**Task directions**
Copy all the data exactly, except the pictures.
>> Start Information given
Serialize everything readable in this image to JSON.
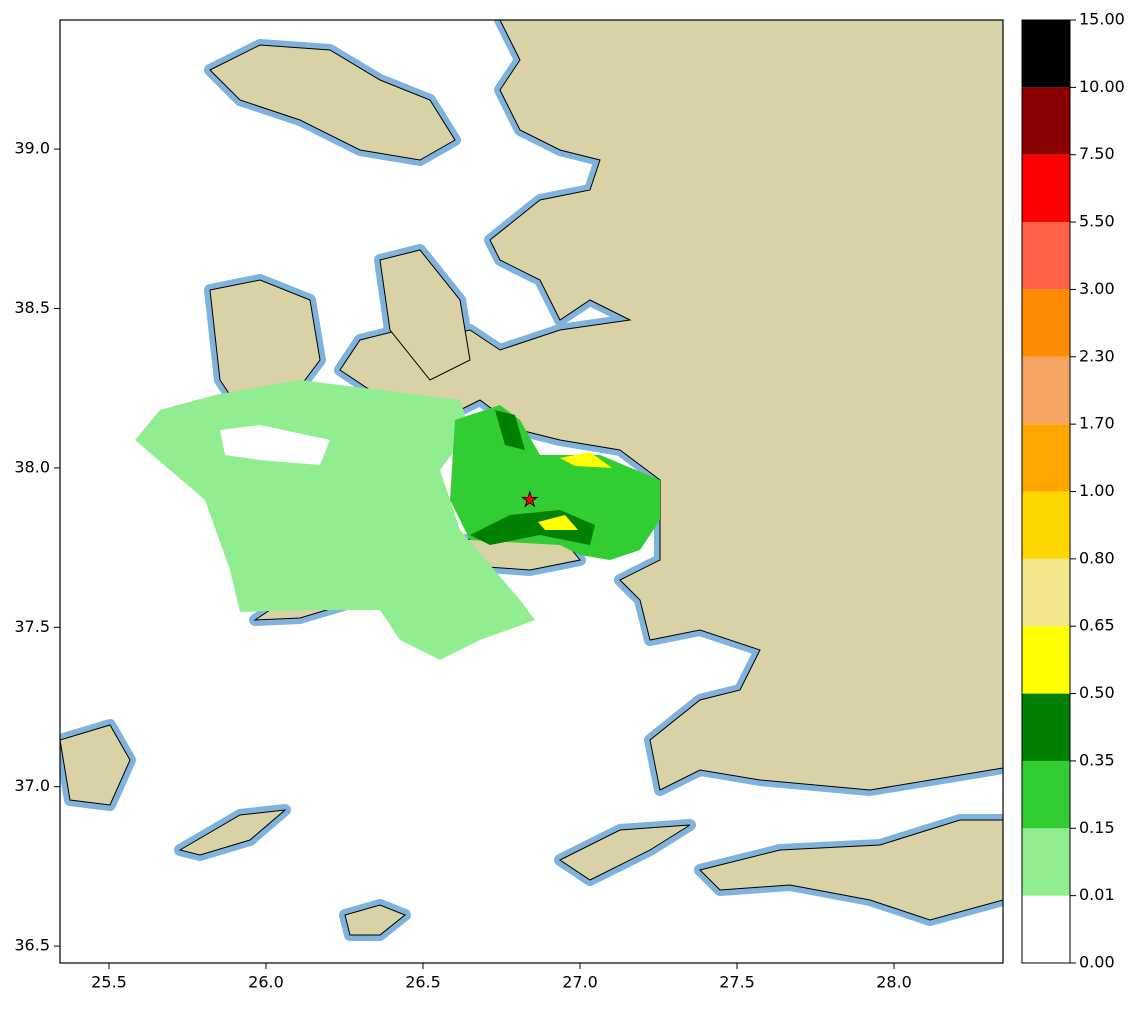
{
  "chart_data": {
    "type": "map",
    "xlim": [
      25.344,
      28.347
    ],
    "ylim": [
      36.447,
      39.405
    ],
    "xticks": [
      25.5,
      {
        "value": 26,
        "label": "26.0"
      },
      26.5,
      {
        "value": 27,
        "label": "27.0"
      },
      27.5,
      {
        "value": 28,
        "label": "28.0"
      }
    ],
    "yticks": [
      36.5,
      {
        "value": 37,
        "label": "37.0"
      },
      37.5,
      {
        "value": 38,
        "label": "38.0"
      },
      38.5,
      {
        "value": 39,
        "label": "39.0"
      }
    ],
    "epicenter": {
      "lon": 26.84,
      "lat": 37.9,
      "color": "#ff0000"
    },
    "colorbar": {
      "levels": [
        {
          "value": 0,
          "label": "0.00"
        },
        {
          "value": 0.01,
          "label": "0.01"
        },
        {
          "value": 0.15,
          "label": "0.15"
        },
        {
          "value": 0.35,
          "label": "0.35"
        },
        {
          "value": 0.5,
          "label": "0.50"
        },
        {
          "value": 0.65,
          "label": "0.65"
        },
        {
          "value": 0.8,
          "label": "0.80"
        },
        {
          "value": 1,
          "label": "1.00"
        },
        {
          "value": 1.7,
          "label": "1.70"
        },
        {
          "value": 2.3,
          "label": "2.30"
        },
        {
          "value": 3,
          "label": "3.00"
        },
        {
          "value": 5.5,
          "label": "5.50"
        },
        {
          "value": 7.5,
          "label": "7.50"
        },
        {
          "value": 10,
          "label": "10.00"
        },
        {
          "value": 15,
          "label": "15.00"
        }
      ],
      "colors": [
        "#ffffff",
        "#90ee90",
        "#32cd32",
        "#008000",
        "#ffff00",
        "#f0e68c",
        "#ffd700",
        "#ffa500",
        "#f4a460",
        "#ff8c00",
        "#ff6347",
        "#ff0000",
        "#8b0000",
        "#000000"
      ]
    }
  }
}
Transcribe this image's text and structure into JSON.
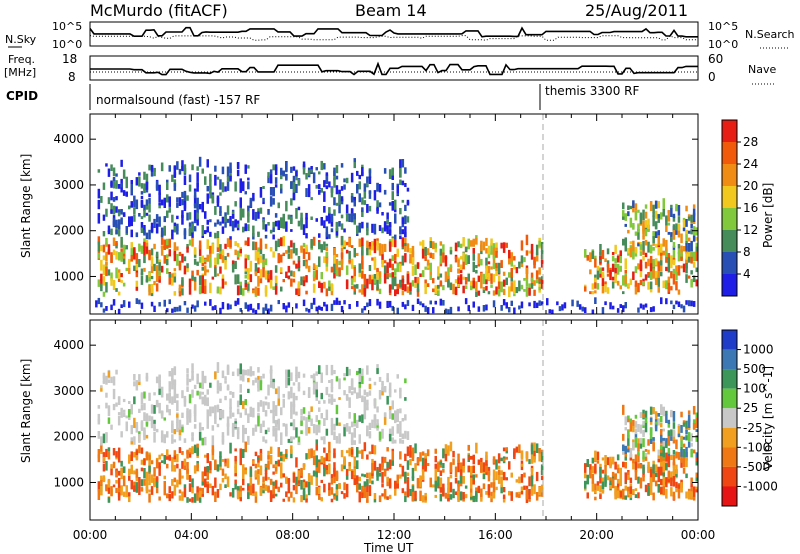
{
  "header": {
    "station": "McMurdo (fitACF)",
    "beam": "Beam 14",
    "date": "25/Aug/2011"
  },
  "top_panels": {
    "noise": {
      "left_label": "N.Sky",
      "right_label": "N.Search",
      "left_ticks": [
        "10^5",
        "10^0"
      ],
      "right_ticks": [
        "10^5",
        "10^0"
      ]
    },
    "freq": {
      "left_label_1": "Freq.",
      "left_label_2": "[MHz]",
      "right_label": "Nave",
      "left_ticks": [
        "18",
        "8"
      ],
      "right_ticks": [
        "60",
        "0"
      ]
    },
    "cpid": {
      "label": "CPID",
      "modes": [
        "normalsound (fast) -157 RF",
        "themis 3300 RF"
      ]
    }
  },
  "chart_data": [
    {
      "type": "heatmap",
      "title": "",
      "xlabel": "",
      "ylabel": "Slant Range [km]",
      "yticks": [
        "1000",
        "2000",
        "3000",
        "4000"
      ],
      "xlim_hours": [
        0,
        24
      ],
      "ylim_km": [
        180,
        4550
      ],
      "colorbar": {
        "label": "Power [dB]",
        "ticks": [
          "4",
          "8",
          "12",
          "16",
          "20",
          "24",
          "28"
        ],
        "colors": [
          "#1e1ee6",
          "#2850b4",
          "#468c5a",
          "#82c83c",
          "#f0c81e",
          "#f08c14",
          "#f05a0a",
          "#e61e14"
        ]
      },
      "echo_regions": [
        {
          "t": [
            0.3,
            17.8
          ],
          "range": [
            550,
            1700
          ],
          "level": "strong"
        },
        {
          "t": [
            0.3,
            12.5
          ],
          "range": [
            1800,
            3400
          ],
          "level": "weak"
        },
        {
          "t": [
            19.5,
            24.0
          ],
          "range": [
            600,
            1500
          ],
          "level": "strong"
        },
        {
          "t": [
            21.0,
            24.0
          ],
          "range": [
            1500,
            2500
          ],
          "level": "moderate"
        },
        {
          "t": [
            0.0,
            24.0
          ],
          "range": [
            180,
            400
          ],
          "level": "ground"
        }
      ]
    },
    {
      "type": "heatmap",
      "title": "",
      "xlabel": "Time UT",
      "ylabel": "Slant Range [km]",
      "yticks": [
        "1000",
        "2000",
        "3000",
        "4000"
      ],
      "xticks": [
        "00:00",
        "04:00",
        "08:00",
        "12:00",
        "16:00",
        "20:00",
        "00:00"
      ],
      "xlim_hours": [
        0,
        24
      ],
      "ylim_km": [
        180,
        4550
      ],
      "colorbar": {
        "label": "Velocity [m s^-1]",
        "ticks": [
          "1000",
          "500",
          "100",
          "25",
          "-25",
          "-100",
          "-500",
          "-1000"
        ],
        "colors": [
          "#1e3cc8",
          "#3c78b4",
          "#3c965a",
          "#64c83c",
          "#c8c8c8",
          "#f0a01e",
          "#f07814",
          "#f04614",
          "#e61414"
        ]
      },
      "echo_regions": [
        {
          "t": [
            0.3,
            17.8
          ],
          "range": [
            550,
            1700
          ],
          "level": "toward_negative"
        },
        {
          "t": [
            0.3,
            12.5
          ],
          "range": [
            1800,
            3400
          ],
          "level": "near_zero"
        },
        {
          "t": [
            19.5,
            24.0
          ],
          "range": [
            600,
            1500
          ],
          "level": "toward_negative"
        },
        {
          "t": [
            21.0,
            24.0
          ],
          "range": [
            1500,
            2500
          ],
          "level": "mixed"
        }
      ]
    }
  ]
}
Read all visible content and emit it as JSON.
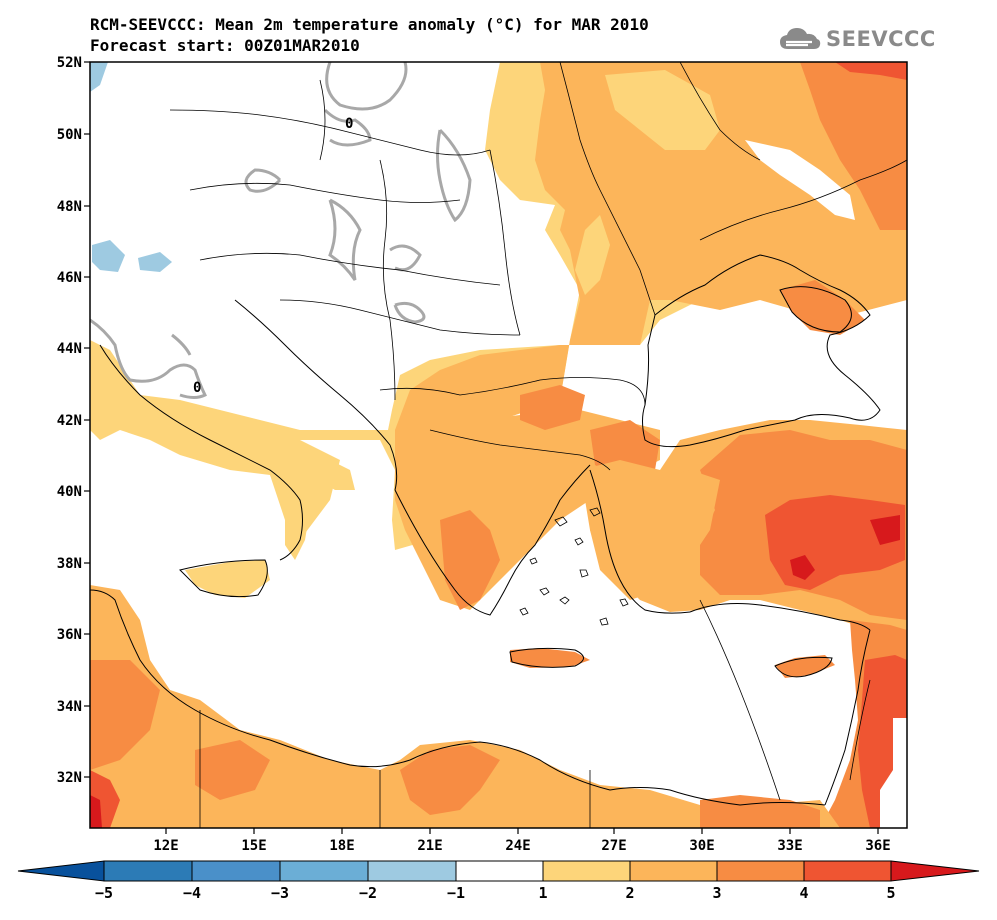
{
  "header": {
    "title_line1": "RCM-SEEVCCC: Mean 2m temperature anomaly (°C) for MAR 2010",
    "title_line2": "Forecast start: 00Z01MAR2010",
    "brand": "SEEVCCC"
  },
  "map": {
    "lat_labels": [
      "52N",
      "50N",
      "48N",
      "46N",
      "44N",
      "42N",
      "40N",
      "38N",
      "36N",
      "34N",
      "32N"
    ],
    "lon_labels": [
      "12E",
      "15E",
      "18E",
      "21E",
      "24E",
      "27E",
      "30E",
      "33E",
      "36E"
    ],
    "contour_label": "0",
    "anomaly_classes": [
      {
        "range": "1 to 2",
        "color": "#fdd57a"
      },
      {
        "range": "2 to 3",
        "color": "#fcb55a"
      },
      {
        "range": "3 to 4",
        "color": "#f78c43"
      },
      {
        "range": "4 to 5",
        "color": "#ef5532"
      },
      {
        "range": "> 5",
        "color": "#d7191c"
      },
      {
        "range": "-2 to -1",
        "color": "#9ecae1"
      }
    ]
  },
  "colorbar": {
    "ticks": [
      "−5",
      "−4",
      "−3",
      "−2",
      "−1",
      "1",
      "2",
      "3",
      "4",
      "5"
    ],
    "colors": [
      "#08519c",
      "#2c7bb6",
      "#4a90c9",
      "#6baed6",
      "#9ecae1",
      "#ffffff",
      "#fdd57a",
      "#fcb55a",
      "#f78c43",
      "#ef5532",
      "#d7191c",
      "#c51b1b"
    ]
  }
}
>> End Information given
**Result**
Serialize everything readable in this image to JSON.
{
  "chart_data": {
    "type": "map",
    "xlim": [
      25.344,
      28.347
    ],
    "ylim": [
      36.447,
      39.405
    ],
    "xticks": [
      25.5,
      {
        "value": 26,
        "label": "26.0"
      },
      26.5,
      {
        "value": 27,
        "label": "27.0"
      },
      27.5,
      {
        "value": 28,
        "label": "28.0"
      }
    ],
    "yticks": [
      36.5,
      {
        "value": 37,
        "label": "37.0"
      },
      37.5,
      {
        "value": 38,
        "label": "38.0"
      },
      38.5,
      {
        "value": 39,
        "label": "39.0"
      }
    ],
    "epicenter": {
      "lon": 26.84,
      "lat": 37.9,
      "color": "#ff0000"
    },
    "colorbar": {
      "levels": [
        {
          "value": 0,
          "label": "0.00"
        },
        {
          "value": 0.01,
          "label": "0.01"
        },
        {
          "value": 0.15,
          "label": "0.15"
        },
        {
          "value": 0.35,
          "label": "0.35"
        },
        {
          "value": 0.5,
          "label": "0.50"
        },
        {
          "value": 0.65,
          "label": "0.65"
        },
        {
          "value": 0.8,
          "label": "0.80"
        },
        {
          "value": 1,
          "label": "1.00"
        },
        {
          "value": 1.7,
          "label": "1.70"
        },
        {
          "value": 2.3,
          "label": "2.30"
        },
        {
          "value": 3,
          "label": "3.00"
        },
        {
          "value": 5.5,
          "label": "5.50"
        },
        {
          "value": 7.5,
          "label": "7.50"
        },
        {
          "value": 10,
          "label": "10.00"
        },
        {
          "value": 15,
          "label": "15.00"
        }
      ],
      "colors": [
        "#ffffff",
        "#90ee90",
        "#32cd32",
        "#008000",
        "#ffff00",
        "#f0e68c",
        "#ffd700",
        "#ffa500",
        "#f4a460",
        "#ff8c00",
        "#ff6347",
        "#ff0000",
        "#8b0000",
        "#000000"
      ]
    }
  }
}
Transcribe this image's text and structure into JSON.
{
  "header": {
    "station": "McMurdo (fitACF)",
    "beam": "Beam 14",
    "date": "25/Aug/2011"
  },
  "top_panels": {
    "noise": {
      "left_label": "N.Sky",
      "right_label": "N.Search",
      "left_ticks": [
        "10^5",
        "10^0"
      ],
      "right_ticks": [
        "10^5",
        "10^0"
      ]
    },
    "freq": {
      "left_label_1": "Freq.",
      "left_label_2": "[MHz]",
      "right_label": "Nave",
      "left_ticks": [
        "18",
        "8"
      ],
      "right_ticks": [
        "60",
        "0"
      ]
    },
    "cpid": {
      "label": "CPID",
      "modes": [
        "normalsound (fast) -157 RF",
        "themis 3300 RF"
      ]
    }
  },
  "chart_data": [
    {
      "type": "heatmap",
      "title": "",
      "xlabel": "",
      "ylabel": "Slant Range [km]",
      "yticks": [
        "1000",
        "2000",
        "3000",
        "4000"
      ],
      "xlim_hours": [
        0,
        24
      ],
      "ylim_km": [
        180,
        4550
      ],
      "colorbar": {
        "label": "Power [dB]",
        "ticks": [
          "4",
          "8",
          "12",
          "16",
          "20",
          "24",
          "28"
        ],
        "colors": [
          "#1e1ee6",
          "#2850b4",
          "#468c5a",
          "#82c83c",
          "#f0c81e",
          "#f08c14",
          "#f05a0a",
          "#e61e14"
        ]
      },
      "echo_regions": [
        {
          "t": [
            0.3,
            17.8
          ],
          "range": [
            550,
            1700
          ],
          "level": "strong"
        },
        {
          "t": [
            0.3,
            12.5
          ],
          "range": [
            1800,
            3400
          ],
          "level": "weak"
        },
        {
          "t": [
            19.5,
            24.0
          ],
          "range": [
            600,
            1500
          ],
          "level": "strong"
        },
        {
          "t": [
            21.0,
            24.0
          ],
          "range": [
            1500,
            2500
          ],
          "level": "moderate"
        },
        {
          "t": [
            0.0,
            24.0
          ],
          "range": [
            180,
            400
          ],
          "level": "ground"
        }
      ]
    },
    {
      "type": "heatmap",
      "title": "",
      "xlabel": "Time UT",
      "ylabel": "Slant Range [km]",
      "yticks": [
        "1000",
        "2000",
        "3000",
        "4000"
      ],
      "xticks": [
        "00:00",
        "04:00",
        "08:00",
        "12:00",
        "16:00",
        "20:00",
        "00:00"
      ],
      "xlim_hours": [
        0,
        24
      ],
      "ylim_km": [
        180,
        4550
      ],
      "colorbar": {
        "label": "Velocity [m s^-1]",
        "ticks": [
          "1000",
          "500",
          "100",
          "25",
          "-25",
          "-100",
          "-500",
          "-1000"
        ],
        "colors": [
          "#1e3cc8",
          "#3c78b4",
          "#3c965a",
          "#64c83c",
          "#c8c8c8",
          "#f0a01e",
          "#f07814",
          "#f04614",
          "#e61414"
        ]
      },
      "echo_regions": [
        {
          "t": [
            0.3,
            17.8
          ],
          "range": [
            550,
            1700
          ],
          "level": "toward_negative"
        },
        {
          "t": [
            0.3,
            12.5
          ],
          "range": [
            1800,
            3400
          ],
          "level": "near_zero"
        },
        {
          "t": [
            19.5,
            24.0
          ],
          "range": [
            600,
            1500
          ],
          "level": "toward_negative"
        },
        {
          "t": [
            21.0,
            24.0
          ],
          "range": [
            1500,
            2500
          ],
          "level": "mixed"
        }
      ]
    }
  ]
}
Read all visible content and emit it as JSON.
{
  "header": {
    "title_line1": "RCM-SEEVCCC: Mean 2m temperature anomaly (°C) for MAR 2010",
    "title_line2": "Forecast start: 00Z01MAR2010",
    "brand": "SEEVCCC"
  },
  "map": {
    "lat_labels": [
      "52N",
      "50N",
      "48N",
      "46N",
      "44N",
      "42N",
      "40N",
      "38N",
      "36N",
      "34N",
      "32N"
    ],
    "lon_labels": [
      "12E",
      "15E",
      "18E",
      "21E",
      "24E",
      "27E",
      "30E",
      "33E",
      "36E"
    ],
    "contour_label": "0",
    "anomaly_classes": [
      {
        "range": "1 to 2",
        "color": "#fdd57a"
      },
      {
        "range": "2 to 3",
        "color": "#fcb55a"
      },
      {
        "range": "3 to 4",
        "color": "#f78c43"
      },
      {
        "range": "4 to 5",
        "color": "#ef5532"
      },
      {
        "range": "> 5",
        "color": "#d7191c"
      },
      {
        "range": "-2 to -1",
        "color": "#9ecae1"
      }
    ]
  },
  "colorbar": {
    "ticks": [
      "−5",
      "−4",
      "−3",
      "−2",
      "−1",
      "1",
      "2",
      "3",
      "4",
      "5"
    ],
    "colors": [
      "#08519c",
      "#2c7bb6",
      "#4a90c9",
      "#6baed6",
      "#9ecae1",
      "#ffffff",
      "#fdd57a",
      "#fcb55a",
      "#f78c43",
      "#ef5532",
      "#d7191c",
      "#c51b1b"
    ]
  }
}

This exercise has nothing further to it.